-- EXERCISE MATERIAL --
· · · · ·
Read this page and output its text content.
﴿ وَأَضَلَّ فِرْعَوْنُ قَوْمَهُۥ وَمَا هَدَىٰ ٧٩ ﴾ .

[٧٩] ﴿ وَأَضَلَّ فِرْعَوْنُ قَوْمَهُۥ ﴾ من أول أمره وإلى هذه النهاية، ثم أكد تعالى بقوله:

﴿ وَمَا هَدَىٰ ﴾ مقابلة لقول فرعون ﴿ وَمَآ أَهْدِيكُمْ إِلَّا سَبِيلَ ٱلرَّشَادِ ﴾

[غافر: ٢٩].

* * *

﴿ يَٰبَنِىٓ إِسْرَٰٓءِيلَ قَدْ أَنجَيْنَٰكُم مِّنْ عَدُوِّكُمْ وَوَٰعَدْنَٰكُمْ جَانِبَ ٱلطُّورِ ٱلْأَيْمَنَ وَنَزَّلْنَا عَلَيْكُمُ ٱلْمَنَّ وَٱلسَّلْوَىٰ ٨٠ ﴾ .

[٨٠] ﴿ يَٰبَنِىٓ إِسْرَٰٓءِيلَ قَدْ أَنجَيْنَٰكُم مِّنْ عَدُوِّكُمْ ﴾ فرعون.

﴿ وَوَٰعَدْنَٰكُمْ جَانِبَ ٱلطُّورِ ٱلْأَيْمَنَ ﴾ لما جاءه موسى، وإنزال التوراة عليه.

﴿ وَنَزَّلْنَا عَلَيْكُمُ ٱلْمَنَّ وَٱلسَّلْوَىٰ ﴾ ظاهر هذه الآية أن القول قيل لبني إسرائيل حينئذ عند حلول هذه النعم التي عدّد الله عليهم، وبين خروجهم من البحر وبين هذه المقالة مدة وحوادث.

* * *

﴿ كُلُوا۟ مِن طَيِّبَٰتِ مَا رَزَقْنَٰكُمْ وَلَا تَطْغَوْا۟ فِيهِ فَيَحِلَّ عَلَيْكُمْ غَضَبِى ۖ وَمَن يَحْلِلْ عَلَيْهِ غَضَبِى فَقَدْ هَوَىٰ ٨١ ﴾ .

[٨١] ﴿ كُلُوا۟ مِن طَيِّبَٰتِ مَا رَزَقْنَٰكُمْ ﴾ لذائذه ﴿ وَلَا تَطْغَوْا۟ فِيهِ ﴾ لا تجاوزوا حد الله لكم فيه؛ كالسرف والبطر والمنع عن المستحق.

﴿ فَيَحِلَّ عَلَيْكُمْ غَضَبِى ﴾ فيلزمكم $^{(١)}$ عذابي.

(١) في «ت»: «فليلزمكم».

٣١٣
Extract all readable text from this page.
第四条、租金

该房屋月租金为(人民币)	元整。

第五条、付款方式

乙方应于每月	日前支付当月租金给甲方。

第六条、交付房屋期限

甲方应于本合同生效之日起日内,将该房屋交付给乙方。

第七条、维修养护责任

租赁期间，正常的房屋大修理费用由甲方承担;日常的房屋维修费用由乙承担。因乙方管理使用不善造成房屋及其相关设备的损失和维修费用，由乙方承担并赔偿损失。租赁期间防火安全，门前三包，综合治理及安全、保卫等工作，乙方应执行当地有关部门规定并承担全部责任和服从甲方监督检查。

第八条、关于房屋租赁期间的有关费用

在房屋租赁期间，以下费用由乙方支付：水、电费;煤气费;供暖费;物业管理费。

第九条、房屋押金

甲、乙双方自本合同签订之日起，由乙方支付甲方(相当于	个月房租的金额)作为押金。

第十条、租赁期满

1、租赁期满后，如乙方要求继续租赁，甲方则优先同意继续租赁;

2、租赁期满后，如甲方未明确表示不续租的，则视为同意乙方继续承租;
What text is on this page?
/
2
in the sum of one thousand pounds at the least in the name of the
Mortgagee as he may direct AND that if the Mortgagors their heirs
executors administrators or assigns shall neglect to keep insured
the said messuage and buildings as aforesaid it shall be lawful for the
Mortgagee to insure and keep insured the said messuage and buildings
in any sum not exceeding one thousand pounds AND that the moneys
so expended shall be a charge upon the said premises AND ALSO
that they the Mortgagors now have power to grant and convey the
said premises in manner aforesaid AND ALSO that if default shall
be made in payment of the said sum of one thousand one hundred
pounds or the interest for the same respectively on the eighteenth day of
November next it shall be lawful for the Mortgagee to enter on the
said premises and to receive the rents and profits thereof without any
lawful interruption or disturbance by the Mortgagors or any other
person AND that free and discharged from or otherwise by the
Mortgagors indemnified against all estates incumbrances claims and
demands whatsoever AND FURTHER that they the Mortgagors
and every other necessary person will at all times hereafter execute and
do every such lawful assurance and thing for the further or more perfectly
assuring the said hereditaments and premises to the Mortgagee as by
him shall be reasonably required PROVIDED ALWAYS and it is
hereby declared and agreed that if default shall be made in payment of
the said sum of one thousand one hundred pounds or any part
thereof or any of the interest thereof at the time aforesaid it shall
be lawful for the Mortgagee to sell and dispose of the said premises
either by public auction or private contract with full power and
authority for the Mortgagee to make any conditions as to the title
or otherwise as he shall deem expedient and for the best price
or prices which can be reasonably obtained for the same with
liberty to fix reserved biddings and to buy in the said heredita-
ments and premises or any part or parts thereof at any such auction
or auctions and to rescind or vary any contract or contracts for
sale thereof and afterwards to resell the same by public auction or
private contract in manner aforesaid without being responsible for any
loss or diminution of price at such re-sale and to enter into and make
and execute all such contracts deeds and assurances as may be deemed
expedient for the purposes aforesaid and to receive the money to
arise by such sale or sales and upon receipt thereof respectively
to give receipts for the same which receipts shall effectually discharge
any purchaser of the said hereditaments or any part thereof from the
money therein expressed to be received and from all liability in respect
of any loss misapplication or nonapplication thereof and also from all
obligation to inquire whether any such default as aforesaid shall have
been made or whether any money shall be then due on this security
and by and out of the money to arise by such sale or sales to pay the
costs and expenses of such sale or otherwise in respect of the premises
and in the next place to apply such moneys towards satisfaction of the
· · · · ·
-- SET PROBLEM --
Collect every line above that contains the word "messuage".

-- RESPONSE BELOW --
the said messuage and buildings as aforesaid it shall be lawful for the
Mortgagee to insure and keep insured the said messuage and buildings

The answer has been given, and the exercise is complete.